* Required work
Show every line containing "SDTVAR" by copying it.
>> BEGIN Provided data
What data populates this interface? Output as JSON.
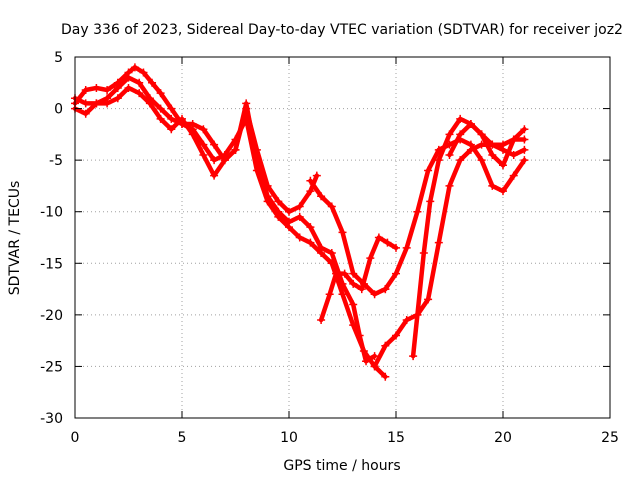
{
  "chart_data": {
    "type": "scatter",
    "title": "Day 336 of 2023, Sidereal Day-to-day VTEC variation (SDTVAR) for receiver joz2",
    "xlabel": "GPS time / hours",
    "ylabel": "SDTVAR / TECUs",
    "xlim": [
      0,
      25
    ],
    "ylim": [
      -30,
      5
    ],
    "xticks": [
      0,
      5,
      10,
      15,
      20,
      25
    ],
    "yticks": [
      5,
      0,
      -5,
      -10,
      -15,
      -20,
      -25,
      -30
    ],
    "grid": true,
    "marker": "plus",
    "color": "#ff0000",
    "series": [
      {
        "x": [
          0.0,
          0.5,
          1.0,
          1.5,
          2.0,
          2.5,
          2.8,
          3.2,
          3.6,
          4.0,
          4.5,
          5.0,
          5.5,
          6.0,
          6.5,
          7.0,
          7.5,
          8.0,
          8.5,
          9.0,
          9.5,
          10.0,
          10.5,
          11.0,
          11.5,
          12.0,
          12.5,
          13.0,
          13.3,
          13.6,
          14.0
        ],
        "y": [
          0.5,
          1.8,
          2.0,
          1.8,
          2.5,
          3.5,
          4.0,
          3.5,
          2.5,
          1.5,
          0.0,
          -1.5,
          -1.5,
          -2.0,
          -3.5,
          -5.0,
          -4.0,
          0.5,
          -5.0,
          -8.5,
          -10.0,
          -11.0,
          -10.5,
          -11.5,
          -13.5,
          -14.0,
          -17.0,
          -19.0,
          -22.0,
          -24.5,
          -24.0
        ]
      },
      {
        "x": [
          0.0,
          0.5,
          1.0,
          1.5,
          2.0,
          2.5,
          3.0,
          3.5,
          4.0,
          4.5,
          5.0,
          5.5,
          6.0,
          6.5,
          7.0,
          7.5,
          8.0,
          8.5,
          9.0,
          9.5,
          10.0,
          10.5,
          11.0,
          11.5,
          12.0,
          12.5,
          13.0,
          13.5,
          14.0,
          14.5
        ],
        "y": [
          1.0,
          0.5,
          0.5,
          1.0,
          2.0,
          3.0,
          2.5,
          1.0,
          0.0,
          -1.0,
          -1.5,
          -2.0,
          -3.5,
          -5.0,
          -4.5,
          -3.0,
          -1.0,
          -6.0,
          -9.0,
          -10.5,
          -11.5,
          -12.5,
          -13.0,
          -14.0,
          -15.0,
          -18.0,
          -21.0,
          -23.5,
          -25.0,
          -26.0
        ]
      },
      {
        "x": [
          0.0,
          0.5,
          1.0,
          1.5,
          2.0,
          2.5,
          3.0,
          3.5,
          4.0,
          4.5,
          5.0,
          5.5,
          6.0,
          6.5,
          7.0,
          7.5,
          8.0,
          8.5,
          9.0,
          9.5,
          10.0,
          10.5,
          11.0,
          11.3
        ],
        "y": [
          0.0,
          -0.5,
          0.5,
          0.5,
          1.0,
          2.0,
          1.5,
          0.5,
          -1.0,
          -2.0,
          -1.0,
          -2.5,
          -4.5,
          -6.5,
          -5.0,
          -4.0,
          0.0,
          -4.0,
          -7.5,
          -9.0,
          -10.0,
          -9.5,
          -8.0,
          -6.5
        ]
      },
      {
        "x": [
          11.0,
          11.5,
          12.0,
          12.5,
          13.0,
          13.5,
          14.0,
          14.5
        ],
        "y": [
          -7.0,
          -8.5,
          -9.5,
          -12.0,
          -16.0,
          -17.0,
          -18.0,
          -17.5
        ]
      },
      {
        "x": [
          11.5,
          11.9,
          12.2,
          12.6,
          13.0,
          13.4,
          13.8,
          14.2,
          14.6,
          15.0
        ],
        "y": [
          -20.5,
          -18.0,
          -16.0,
          -16.0,
          -17.0,
          -17.5,
          -14.5,
          -12.5,
          -13.0,
          -13.5
        ]
      },
      {
        "x": [
          14.0,
          14.5,
          15.0,
          15.5,
          16.0,
          16.5,
          17.0,
          17.5,
          18.0,
          18.5,
          19.0,
          19.5,
          20.0,
          20.5,
          21.0
        ],
        "y": [
          -25.0,
          -23.0,
          -22.0,
          -20.5,
          -20.0,
          -18.5,
          -13.0,
          -7.5,
          -5.0,
          -4.0,
          -3.5,
          -3.5,
          -4.0,
          -4.5,
          -4.0
        ]
      },
      {
        "x": [
          14.5,
          15.0,
          15.5,
          16.0,
          16.5,
          17.0,
          17.5,
          18.0,
          18.5,
          19.0,
          19.5,
          20.0,
          20.5,
          21.0
        ],
        "y": [
          -17.5,
          -16.0,
          -13.5,
          -10.0,
          -6.0,
          -4.0,
          -3.5,
          -3.0,
          -3.5,
          -5.0,
          -7.5,
          -8.0,
          -6.5,
          -5.0
        ]
      },
      {
        "x": [
          15.8,
          16.0,
          16.3,
          16.6,
          17.0,
          17.5,
          18.0,
          18.5,
          19.0,
          19.5,
          20.0,
          20.5,
          21.0
        ],
        "y": [
          -24.0,
          -20.0,
          -14.0,
          -9.0,
          -5.0,
          -2.5,
          -1.0,
          -1.5,
          -2.5,
          -3.5,
          -3.5,
          -3.0,
          -3.0
        ]
      },
      {
        "x": [
          17.5,
          18.0,
          18.5,
          19.0,
          19.5,
          20.0,
          20.5,
          21.0
        ],
        "y": [
          -4.5,
          -2.5,
          -1.5,
          -2.5,
          -4.5,
          -5.5,
          -3.0,
          -2.0
        ]
      }
    ]
  }
}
>> END Provided data
* Final result
    "title": "Day 336 of 2023, Sidereal Day-to-day VTEC variation (SDTVAR) for receiver joz2",
    "ylabel": "SDTVAR / TECUs",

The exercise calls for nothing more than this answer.